Exercise requirements: Quote all of the entries word for word.

Data for the task:
-- Start --

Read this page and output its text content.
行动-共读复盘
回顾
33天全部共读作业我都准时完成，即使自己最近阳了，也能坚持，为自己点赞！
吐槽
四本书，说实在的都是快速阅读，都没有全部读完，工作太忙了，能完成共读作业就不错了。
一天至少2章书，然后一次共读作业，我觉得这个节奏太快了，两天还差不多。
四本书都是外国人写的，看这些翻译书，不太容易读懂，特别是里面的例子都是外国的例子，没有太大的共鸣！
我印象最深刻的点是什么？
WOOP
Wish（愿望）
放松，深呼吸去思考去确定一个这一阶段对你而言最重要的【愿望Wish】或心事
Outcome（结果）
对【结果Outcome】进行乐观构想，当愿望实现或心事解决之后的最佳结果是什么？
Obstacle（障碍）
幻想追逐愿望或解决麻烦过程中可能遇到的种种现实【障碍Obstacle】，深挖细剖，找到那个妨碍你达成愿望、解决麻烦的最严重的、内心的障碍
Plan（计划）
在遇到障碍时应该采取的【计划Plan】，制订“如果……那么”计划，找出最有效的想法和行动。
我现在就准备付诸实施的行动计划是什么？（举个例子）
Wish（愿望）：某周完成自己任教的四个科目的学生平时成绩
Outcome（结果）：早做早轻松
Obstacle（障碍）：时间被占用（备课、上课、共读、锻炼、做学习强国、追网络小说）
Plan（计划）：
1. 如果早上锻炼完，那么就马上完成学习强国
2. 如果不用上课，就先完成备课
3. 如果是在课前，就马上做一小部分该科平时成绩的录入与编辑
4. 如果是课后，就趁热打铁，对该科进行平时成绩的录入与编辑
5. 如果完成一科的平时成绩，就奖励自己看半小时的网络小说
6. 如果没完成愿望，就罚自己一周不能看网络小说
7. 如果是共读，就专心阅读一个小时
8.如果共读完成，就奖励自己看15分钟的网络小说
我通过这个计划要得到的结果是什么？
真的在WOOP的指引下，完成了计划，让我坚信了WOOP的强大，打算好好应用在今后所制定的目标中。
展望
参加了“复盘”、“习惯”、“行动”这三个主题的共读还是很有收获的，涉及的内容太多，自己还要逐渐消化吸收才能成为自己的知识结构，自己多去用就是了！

-- End --

Answer to the problem:
Read this page and output its text content.
行动-共读复盘
回顾
33天全部共读作业我都准时完成，即使自己最近阳了，也能坚持，为自己点赞！
吐槽
四本书，说实在的都是快速阅读，都没有全部读完，工作太忙了，能完成共读作业就不错了。
一天至少2章书，然后一次共读作业，我觉得这个节奏太快了，两天还差不多。
四本书都是外国人写的，看这些翻译书，不太容易读懂，特别是里面的例子都是外国的例子，没有太大的共鸣！
我印象最深刻的点是什么？
WOOP
Wish（愿望）
放松，深呼吸去思考去确定一个这一阶段对你而言最重要的【愿望Wish】或心事
Outcome（结果）
对【结果Outcome】进行乐观构想，当愿望实现或心事解决之后的最佳结果是什么？
Obstacle（障碍）
幻想追逐愿望或解决麻烦过程中可能遇到的种种现实【障碍Obstacle】，深挖细剖，找到那个妨碍你达成愿望、解决麻烦的最严重的、内心的障碍
Plan（计划）
在遇到障碍时应该采取的【计划Plan】，制订“如果……那么”计划，找出最有效的想法和行动。
我现在就准备付诸实施的行动计划是什么？（举个例子）
Wish（愿望）：某周完成自己任教的四个科目的学生平时成绩
Outcome（结果）：早做早轻松
Obstacle（障碍）：时间被占用（备课、上课、共读、锻炼、做学习强国、追网络小说）
Plan（计划）：
1. 如果早上锻炼完，那么就马上完成学习强国
2. 如果不用上课，就先完成备课
3. 如果是在课前，就马上做一小部分该科平时成绩的录入与编辑
4. 如果是课后，就趁热打铁，对该科进行平时成绩的录入与编辑
5. 如果完成一科的平时成绩，就奖励自己看半小时的网络小说
6. 如果没完成愿望，就罚自己一周不能看网络小说
7. 如果是共读，就专心阅读一个小时
8.如果共读完成，就奖励自己看15分钟的网络小说
我通过这个计划要得到的结果是什么？
真的在WOOP的指引下，完成了计划，让我坚信了WOOP的强大，打算好好应用在今后所制定的目标中。
展望
参加了“复盘”、“习惯”、“行动”这三个主题的共读还是很有收获的，涉及的内容太多，自己还要逐渐消化吸收才能成为自己的知识结构，自己多去用就是了！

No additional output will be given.